>> BEGIN The records
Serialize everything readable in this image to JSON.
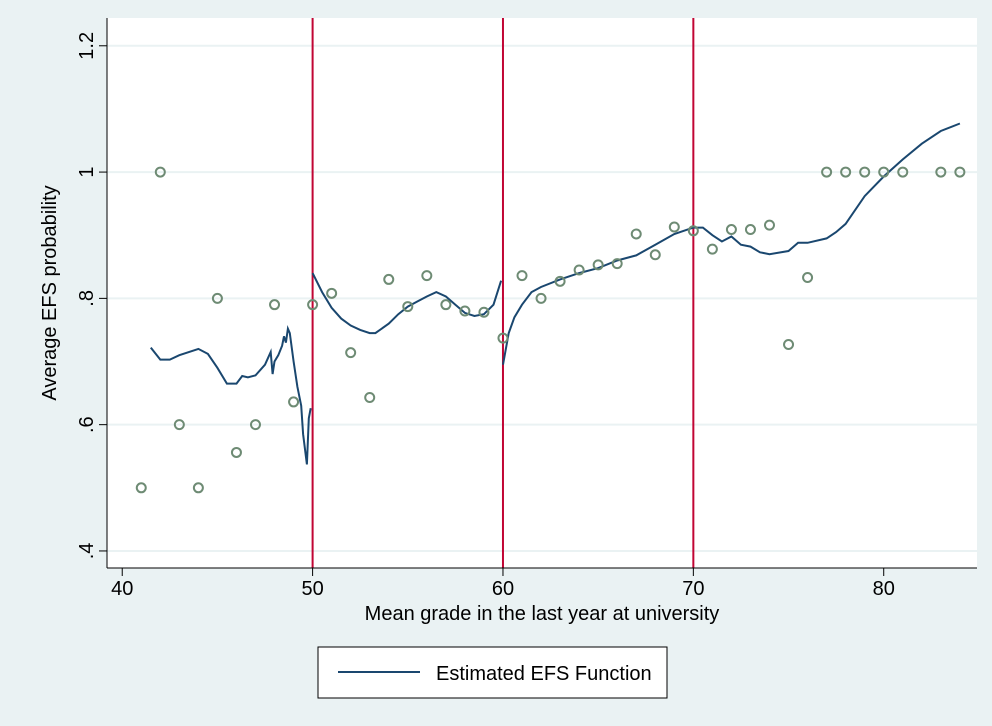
{
  "chart_data": {
    "type": "line",
    "x_label": "Mean grade in the last year at university",
    "y_label": "Average EFS probability",
    "xlim": [
      39.2,
      84.9
    ],
    "ylim": [
      0.373,
      1.244
    ],
    "xticks": [
      40,
      50,
      60,
      70,
      80
    ],
    "yticks": [
      {
        "value": 0.4,
        "label": ".4"
      },
      {
        "value": 0.6,
        "label": ".6"
      },
      {
        "value": 0.8,
        "label": ".8"
      },
      1,
      1.2
    ],
    "grid": true,
    "vlines": [
      50,
      60,
      70
    ],
    "vline_color": "#c10534",
    "series": [
      {
        "name": "Estimated EFS Function",
        "type": "line",
        "color": "#1a476f",
        "x": [
          41.5,
          42,
          42.5,
          43,
          44,
          44.5,
          45,
          45.5,
          46,
          46.3,
          46.6,
          47,
          47.5,
          47.8,
          47.9,
          48,
          48.2,
          48.4,
          48.5,
          48.6,
          48.7,
          48.8,
          49,
          49.2,
          49.4,
          49.5,
          49.7,
          49.8,
          49.9,
          null,
          50,
          50.5,
          51,
          51.5,
          52,
          52.5,
          53,
          53.3,
          54,
          54.5,
          55,
          55.5,
          56,
          56.5,
          57,
          57.5,
          58,
          58.5,
          59,
          59.5,
          59.9,
          null,
          60,
          60.3,
          60.6,
          61,
          61.5,
          62,
          63,
          64,
          65,
          66,
          67,
          68,
          69,
          70,
          70.5,
          71,
          71.5,
          72,
          72.5,
          73,
          73.5,
          74,
          75,
          75.5,
          76,
          77,
          77.5,
          78,
          79,
          80,
          81,
          82,
          83,
          84
        ],
        "values": [
          0.722,
          0.703,
          0.703,
          0.71,
          0.72,
          0.712,
          0.69,
          0.665,
          0.665,
          0.677,
          0.675,
          0.678,
          0.695,
          0.715,
          0.68,
          0.7,
          0.71,
          0.725,
          0.74,
          0.73,
          0.752,
          0.745,
          0.7,
          0.66,
          0.63,
          0.585,
          0.537,
          0.61,
          0.626,
          null,
          0.84,
          0.81,
          0.785,
          0.768,
          0.757,
          0.75,
          0.745,
          0.745,
          0.76,
          0.775,
          0.787,
          0.795,
          0.803,
          0.81,
          0.803,
          0.79,
          0.777,
          0.772,
          0.775,
          0.79,
          0.828,
          null,
          0.695,
          0.745,
          0.77,
          0.79,
          0.81,
          0.818,
          0.83,
          0.84,
          0.848,
          0.86,
          0.868,
          0.885,
          0.902,
          0.912,
          0.912,
          0.9,
          0.89,
          0.898,
          0.885,
          0.882,
          0.873,
          0.87,
          0.875,
          0.888,
          0.888,
          0.895,
          0.905,
          0.918,
          0.962,
          0.993,
          1.02,
          1.045,
          1.065,
          1.077
        ]
      },
      {
        "type": "scatter",
        "color": "#6e8b74",
        "x": [
          41,
          42,
          43,
          44,
          45,
          46,
          47,
          48,
          49,
          50,
          51,
          52,
          53,
          54,
          55,
          56,
          57,
          58,
          59,
          60,
          61,
          62,
          63,
          64,
          65,
          66,
          67,
          68,
          69,
          70,
          71,
          72,
          73,
          74,
          75,
          76,
          77,
          78,
          79,
          80,
          81,
          83,
          84
        ],
        "values": [
          0.5,
          1.0,
          0.6,
          0.5,
          0.8,
          0.556,
          0.6,
          0.79,
          0.636,
          0.79,
          0.808,
          0.714,
          0.643,
          0.83,
          0.787,
          0.836,
          0.79,
          0.78,
          0.778,
          0.737,
          0.836,
          0.8,
          0.827,
          0.845,
          0.853,
          0.855,
          0.902,
          0.869,
          0.913,
          0.907,
          0.878,
          0.909,
          0.909,
          0.916,
          0.727,
          0.833,
          1,
          1,
          1,
          1,
          1,
          1,
          1
        ]
      }
    ]
  }
}
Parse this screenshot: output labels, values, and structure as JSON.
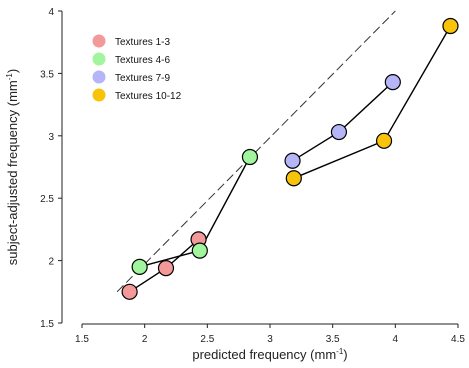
{
  "chart_data": {
    "type": "scatter",
    "xlabel": "predicted frequency",
    "xlabel_unit": "(mm",
    "xlabel_unit_exp": "-1",
    "xlabel_unit_close": ")",
    "ylabel": "subject-adjusted frequency",
    "ylabel_unit": "(mm",
    "ylabel_unit_exp": "-1",
    "ylabel_unit_close": ")",
    "xlim": [
      1.5,
      4.5
    ],
    "ylim": [
      1.5,
      4.0
    ],
    "xticks": [
      1.5,
      2,
      2.5,
      3,
      3.5,
      4,
      4.5
    ],
    "xtick_labels": [
      "1.5",
      "2",
      "2.5",
      "3",
      "3.5",
      "4",
      "4.5"
    ],
    "yticks": [
      1.5,
      2,
      2.5,
      3,
      3.5,
      4
    ],
    "ytick_labels": [
      "1.5",
      "2",
      "2.5",
      "3",
      "3.5",
      "4"
    ],
    "grid": false,
    "legend_position": "top-left",
    "reference_line": {
      "style": "dashed",
      "color": "#333333",
      "points": [
        [
          1.78,
          1.75
        ],
        [
          4.0,
          4.0
        ]
      ]
    },
    "series": [
      {
        "name": "Textures 1-3",
        "color": "#f4999a",
        "x": [
          1.88,
          2.17,
          2.43
        ],
        "y": [
          1.75,
          1.94,
          2.17
        ],
        "path": [
          [
            1.88,
            1.75
          ],
          [
            2.17,
            1.94
          ],
          [
            2.43,
            2.17
          ]
        ]
      },
      {
        "name": "Textures 4-6",
        "color": "#a0f59d",
        "x": [
          1.96,
          2.44,
          2.84
        ],
        "y": [
          1.95,
          2.08,
          2.83
        ],
        "path": [
          [
            1.96,
            1.95
          ],
          [
            2.44,
            2.08
          ],
          [
            2.84,
            2.83
          ]
        ]
      },
      {
        "name": "Textures 7-9",
        "color": "#b5b5f7",
        "x": [
          3.18,
          3.55,
          3.98
        ],
        "y": [
          2.8,
          3.03,
          3.43
        ],
        "path": [
          [
            3.18,
            2.8
          ],
          [
            3.55,
            3.03
          ],
          [
            3.98,
            3.43
          ]
        ]
      },
      {
        "name": "Textures 10-12",
        "color": "#f7c40a",
        "x": [
          3.19,
          3.91,
          4.44
        ],
        "y": [
          2.66,
          2.96,
          3.88
        ],
        "path": [
          [
            3.19,
            2.66
          ],
          [
            3.91,
            2.96
          ],
          [
            4.44,
            3.88
          ]
        ]
      }
    ]
  }
}
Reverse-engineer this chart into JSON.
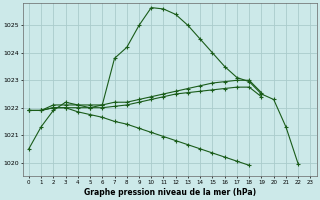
{
  "title": "Graphe pression niveau de la mer (hPa)",
  "background_color": "#cce9e9",
  "grid_color": "#aacccc",
  "line_color": "#1a5c1a",
  "xlim": [
    -0.5,
    23.5
  ],
  "ylim": [
    1019.5,
    1025.8
  ],
  "yticks": [
    1020,
    1021,
    1022,
    1023,
    1024,
    1025
  ],
  "xticks": [
    0,
    1,
    2,
    3,
    4,
    5,
    6,
    7,
    8,
    9,
    10,
    11,
    12,
    13,
    14,
    15,
    16,
    17,
    18,
    19,
    20,
    21,
    22,
    23
  ],
  "series": [
    [
      1020.5,
      1021.3,
      1021.9,
      1022.2,
      1022.1,
      1022.0,
      1022.1,
      1023.8,
      1024.2,
      1025.0,
      1025.65,
      1025.6,
      1025.4,
      1025.0,
      1024.5,
      1024.0,
      1023.5,
      1023.1,
      1022.95,
      1022.5,
      1022.3,
      1021.3,
      1019.95,
      null
    ],
    [
      1021.9,
      1021.9,
      1022.1,
      1022.1,
      1022.1,
      1022.1,
      1022.1,
      1022.2,
      1022.2,
      1022.3,
      1022.4,
      1022.5,
      1022.6,
      1022.7,
      1022.8,
      1022.9,
      1022.95,
      1023.0,
      1023.0,
      1022.55,
      null,
      null,
      null,
      null
    ],
    [
      1021.9,
      1021.9,
      1022.0,
      1022.0,
      1022.0,
      1022.0,
      1022.0,
      1022.05,
      1022.1,
      1022.2,
      1022.3,
      1022.4,
      1022.5,
      1022.55,
      1022.6,
      1022.65,
      1022.7,
      1022.75,
      1022.75,
      1022.4,
      null,
      null,
      null,
      null
    ],
    [
      1021.9,
      1021.9,
      1022.0,
      1022.0,
      1021.85,
      1021.75,
      1021.65,
      1021.5,
      1021.4,
      1021.25,
      1021.1,
      1020.95,
      1020.8,
      1020.65,
      1020.5,
      1020.35,
      1020.2,
      1020.05,
      1019.9,
      null,
      null,
      null,
      null,
      null
    ]
  ]
}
>> END The records
Set problem
From the data above, work out how many lines contain the string "type" and reply with only the number.

Written response
4